**Exercise details:** Where the word "said" occurs in a line, return that line.

[Stored items from a collection]
※ ※ ※

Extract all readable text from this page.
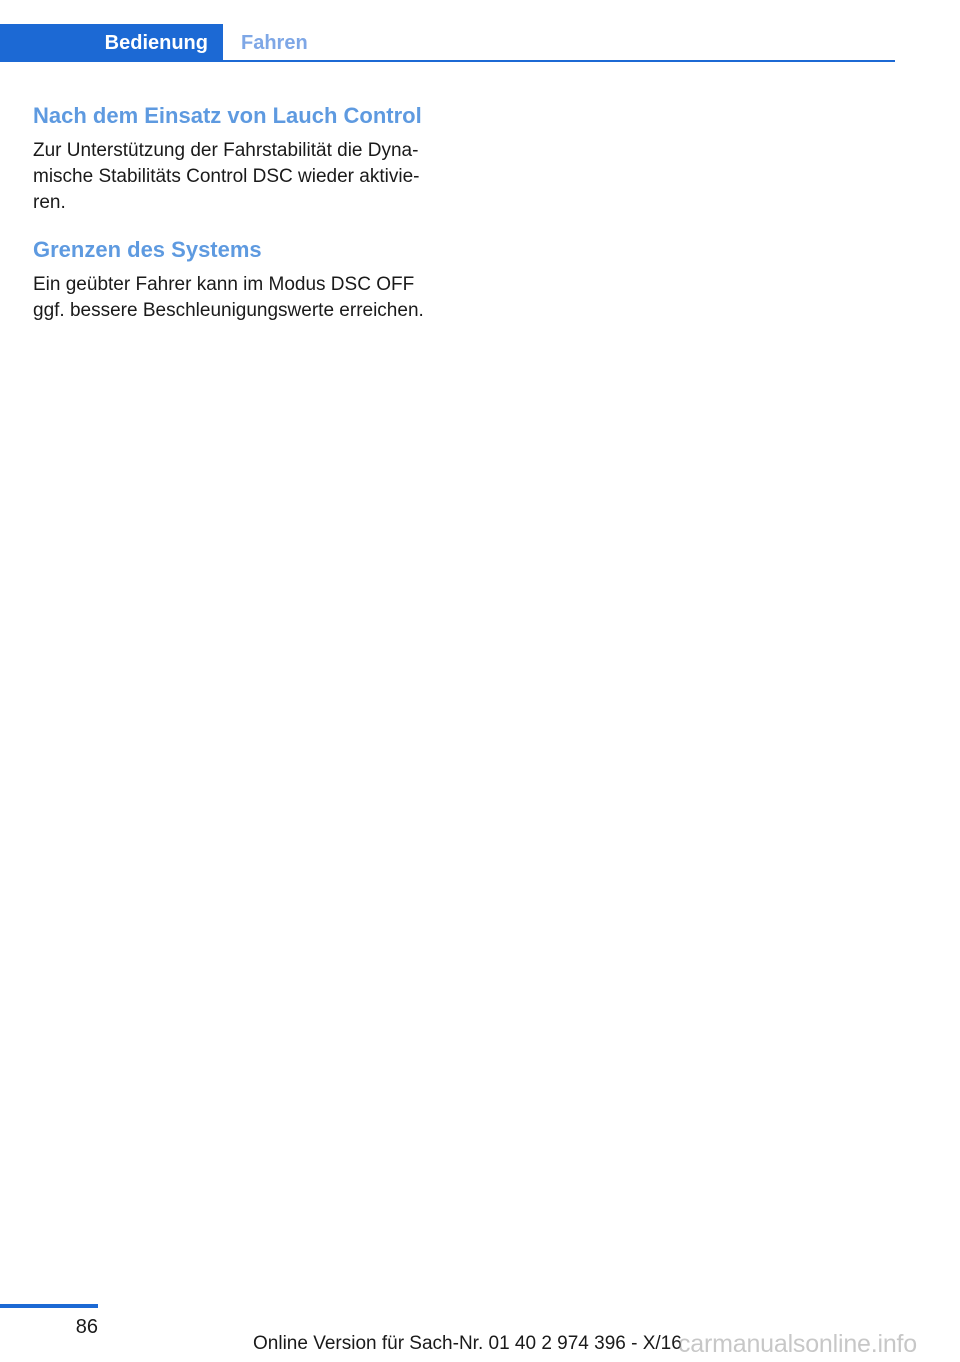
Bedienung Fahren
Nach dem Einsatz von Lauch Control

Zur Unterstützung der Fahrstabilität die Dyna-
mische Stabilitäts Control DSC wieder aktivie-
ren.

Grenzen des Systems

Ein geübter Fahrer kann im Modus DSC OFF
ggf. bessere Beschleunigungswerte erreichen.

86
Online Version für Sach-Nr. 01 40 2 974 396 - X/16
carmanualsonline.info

※ ※ ※

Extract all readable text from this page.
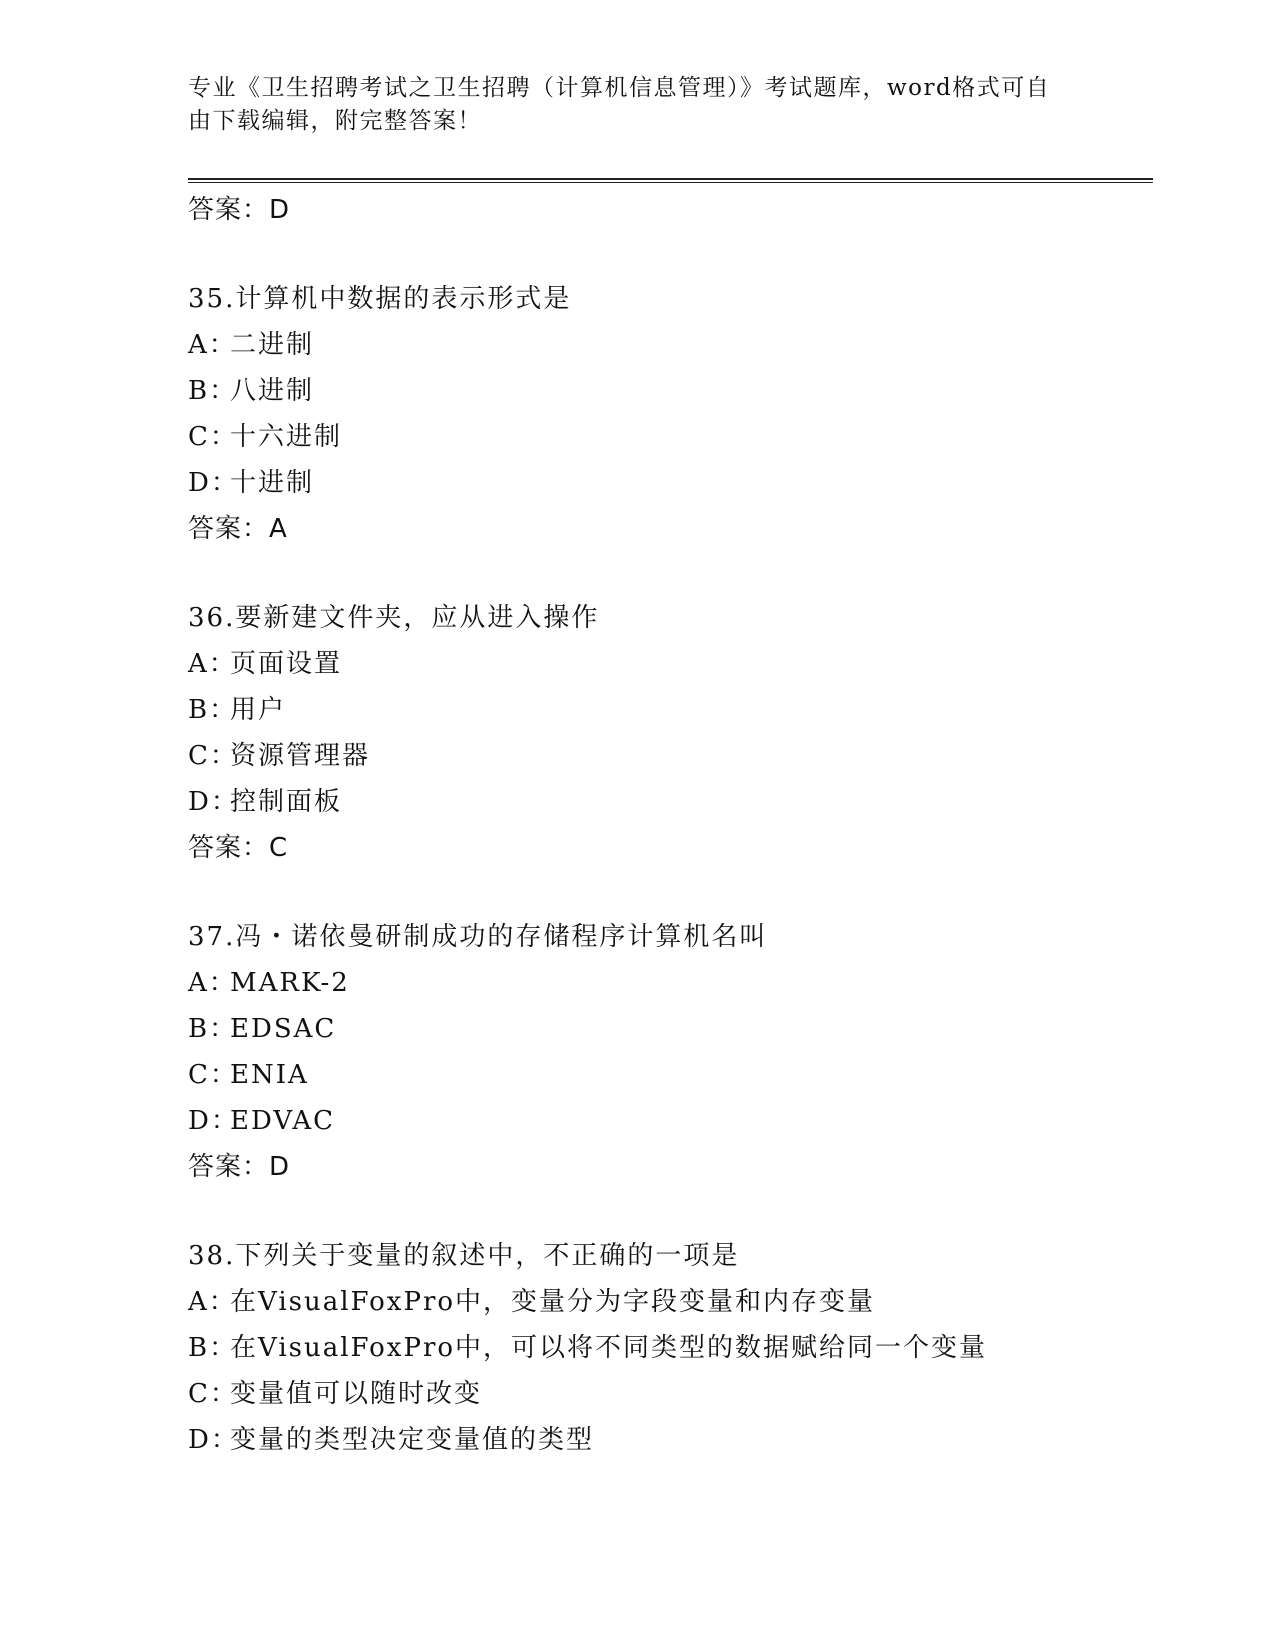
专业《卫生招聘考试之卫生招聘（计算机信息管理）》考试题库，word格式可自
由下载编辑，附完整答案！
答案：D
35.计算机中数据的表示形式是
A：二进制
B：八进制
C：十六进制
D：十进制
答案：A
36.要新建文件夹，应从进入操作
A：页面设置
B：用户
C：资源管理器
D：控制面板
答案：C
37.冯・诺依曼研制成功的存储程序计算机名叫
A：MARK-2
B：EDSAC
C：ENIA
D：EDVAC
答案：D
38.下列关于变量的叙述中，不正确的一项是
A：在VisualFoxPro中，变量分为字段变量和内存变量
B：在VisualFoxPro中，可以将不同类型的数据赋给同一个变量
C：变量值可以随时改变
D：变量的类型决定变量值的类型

※ ※ ※

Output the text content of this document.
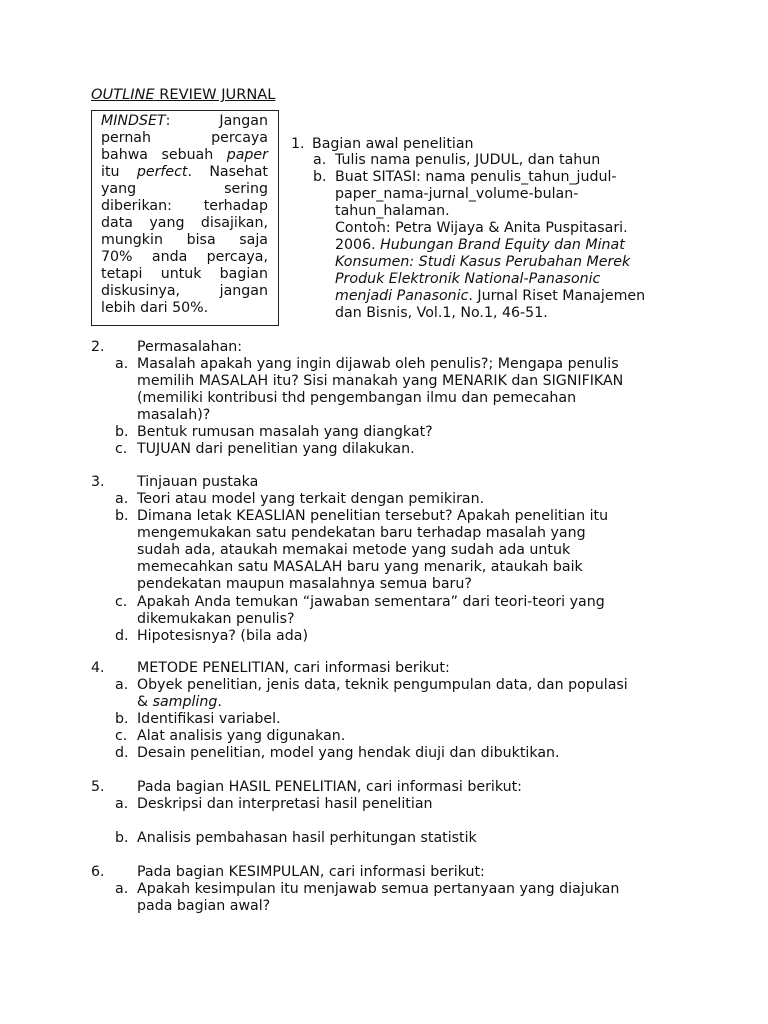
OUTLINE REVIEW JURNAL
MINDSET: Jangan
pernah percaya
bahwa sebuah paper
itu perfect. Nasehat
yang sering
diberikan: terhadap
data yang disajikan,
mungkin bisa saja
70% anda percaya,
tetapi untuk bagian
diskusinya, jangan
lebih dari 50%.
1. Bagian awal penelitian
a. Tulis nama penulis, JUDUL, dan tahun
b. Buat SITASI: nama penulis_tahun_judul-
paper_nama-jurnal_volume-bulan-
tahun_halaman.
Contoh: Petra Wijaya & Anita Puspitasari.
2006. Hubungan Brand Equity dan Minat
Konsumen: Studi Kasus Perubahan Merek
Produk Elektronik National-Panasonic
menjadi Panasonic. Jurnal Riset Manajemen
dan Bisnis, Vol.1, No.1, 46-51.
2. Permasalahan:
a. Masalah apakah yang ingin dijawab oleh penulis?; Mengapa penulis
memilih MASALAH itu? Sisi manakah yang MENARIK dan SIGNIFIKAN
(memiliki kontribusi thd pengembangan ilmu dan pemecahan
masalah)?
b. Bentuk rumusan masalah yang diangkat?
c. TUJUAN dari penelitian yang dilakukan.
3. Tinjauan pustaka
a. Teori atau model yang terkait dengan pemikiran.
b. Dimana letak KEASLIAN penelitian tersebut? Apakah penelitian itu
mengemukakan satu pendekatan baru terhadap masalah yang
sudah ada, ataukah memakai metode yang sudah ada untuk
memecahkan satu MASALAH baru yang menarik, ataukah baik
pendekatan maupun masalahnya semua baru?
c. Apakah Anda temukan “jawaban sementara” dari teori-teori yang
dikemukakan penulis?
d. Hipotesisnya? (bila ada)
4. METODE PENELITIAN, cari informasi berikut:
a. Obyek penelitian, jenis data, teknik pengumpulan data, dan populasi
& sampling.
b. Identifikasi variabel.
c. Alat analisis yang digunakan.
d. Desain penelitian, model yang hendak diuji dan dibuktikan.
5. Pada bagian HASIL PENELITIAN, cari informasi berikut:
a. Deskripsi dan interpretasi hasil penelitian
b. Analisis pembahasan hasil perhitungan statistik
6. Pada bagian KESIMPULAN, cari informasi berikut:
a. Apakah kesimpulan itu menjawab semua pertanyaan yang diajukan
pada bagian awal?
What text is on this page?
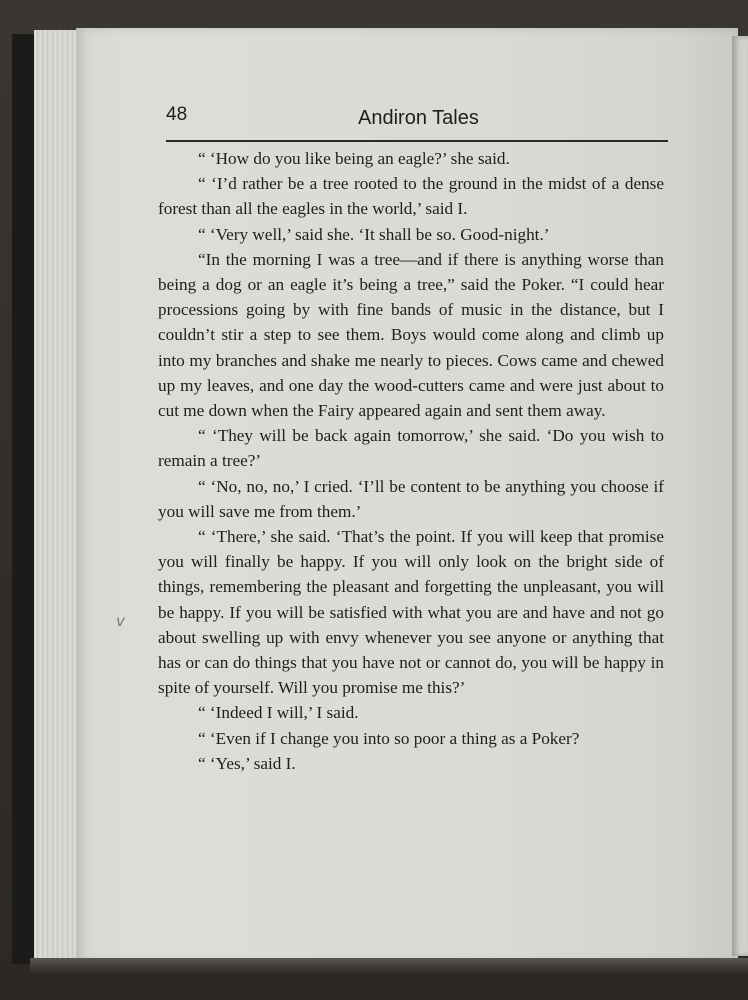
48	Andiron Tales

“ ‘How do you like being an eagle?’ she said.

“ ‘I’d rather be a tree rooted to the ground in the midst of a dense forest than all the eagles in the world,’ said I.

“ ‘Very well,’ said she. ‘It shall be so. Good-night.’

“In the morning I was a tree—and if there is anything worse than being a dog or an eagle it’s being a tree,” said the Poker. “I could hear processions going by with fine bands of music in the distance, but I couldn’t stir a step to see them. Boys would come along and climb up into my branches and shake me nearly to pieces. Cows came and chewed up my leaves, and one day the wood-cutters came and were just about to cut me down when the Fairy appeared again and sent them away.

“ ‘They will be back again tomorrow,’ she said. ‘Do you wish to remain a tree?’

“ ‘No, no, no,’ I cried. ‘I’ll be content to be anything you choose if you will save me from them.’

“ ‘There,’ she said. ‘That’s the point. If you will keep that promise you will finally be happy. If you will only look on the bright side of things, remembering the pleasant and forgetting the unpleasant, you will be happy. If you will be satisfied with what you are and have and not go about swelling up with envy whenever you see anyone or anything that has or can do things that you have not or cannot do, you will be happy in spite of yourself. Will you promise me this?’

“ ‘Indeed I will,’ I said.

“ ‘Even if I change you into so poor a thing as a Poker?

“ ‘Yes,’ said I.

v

※ ※ ※

**Written response:**
“ ‘How do you like being an eagle?’ she said.
“ ‘I’d rather be a tree rooted to the ground in the midst of a dense forest than all the eagles in the world,’ said I.
“ ‘Very well,’ said she. ‘It shall be so. Good-night.’
“In the morning I was a tree—and if there is anything worse than being a dog or an eagle it’s being a tree,” said the Poker. “I could hear processions going by with fine bands of music in the distance, but I couldn’t stir a step to see them. Boys would come along and climb up into my branches and shake me nearly to pieces. Cows came and chewed up my leaves, and one day the wood-cutters came and were just about to cut me down when the Fairy appeared again and sent them away.
“ ‘They will be back again tomorrow,’ she said. ‘Do you wish to remain a tree?’
“ ‘There,’ she said. ‘That’s the point. If you will keep that promise you will finally be happy. If you will only look on the bright side of things, remembering the pleasant and forgetting the unpleasant, you will be happy. If you will be satisfied with what you are and have and not go about swelling up with envy whenever you see anyone or anything that has or can do things that you have not or cannot do, you will be happy in spite of yourself. Will you promise me this?’
“ ‘Indeed I will,’ I said.
“ ‘Yes,’ said I.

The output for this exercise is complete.